» Available records

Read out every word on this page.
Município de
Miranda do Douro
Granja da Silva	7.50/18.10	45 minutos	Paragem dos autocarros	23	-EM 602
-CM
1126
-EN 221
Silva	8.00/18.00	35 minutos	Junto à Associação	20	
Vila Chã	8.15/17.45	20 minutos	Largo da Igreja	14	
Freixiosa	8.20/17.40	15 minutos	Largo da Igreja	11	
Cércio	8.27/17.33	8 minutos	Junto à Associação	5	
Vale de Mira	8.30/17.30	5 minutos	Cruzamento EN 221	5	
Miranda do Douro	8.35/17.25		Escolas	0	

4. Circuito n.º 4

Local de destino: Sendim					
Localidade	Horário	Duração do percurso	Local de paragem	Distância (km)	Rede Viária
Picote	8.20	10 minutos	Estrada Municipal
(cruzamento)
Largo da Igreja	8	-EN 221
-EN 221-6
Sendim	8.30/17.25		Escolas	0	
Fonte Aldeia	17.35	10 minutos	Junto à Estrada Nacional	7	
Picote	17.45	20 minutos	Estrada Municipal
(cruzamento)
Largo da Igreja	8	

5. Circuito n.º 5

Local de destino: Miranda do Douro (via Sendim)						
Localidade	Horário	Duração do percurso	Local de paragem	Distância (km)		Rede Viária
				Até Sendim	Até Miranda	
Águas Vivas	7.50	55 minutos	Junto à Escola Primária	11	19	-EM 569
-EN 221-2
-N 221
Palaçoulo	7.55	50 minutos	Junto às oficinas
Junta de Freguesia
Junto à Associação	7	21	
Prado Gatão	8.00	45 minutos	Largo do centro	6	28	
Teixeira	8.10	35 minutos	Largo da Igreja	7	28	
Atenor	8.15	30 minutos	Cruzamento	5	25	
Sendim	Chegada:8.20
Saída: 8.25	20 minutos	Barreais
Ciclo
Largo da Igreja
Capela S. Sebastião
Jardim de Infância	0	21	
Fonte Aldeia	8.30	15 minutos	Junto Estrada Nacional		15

» What to produce
Sift through the entries and copy every line with "Igreja".

» Output for this exercise
Vila Chã	8.15/17.45	20 minutos	Largo da Igreja	14	
Freixiosa	8.20/17.40	15 minutos	Largo da Igreja	11	
Largo da Igreja	8	-EN 221
Largo da Igreja	8	
Teixeira	8.10	35 minutos	Largo da Igreja	7	28	
Largo da Igreja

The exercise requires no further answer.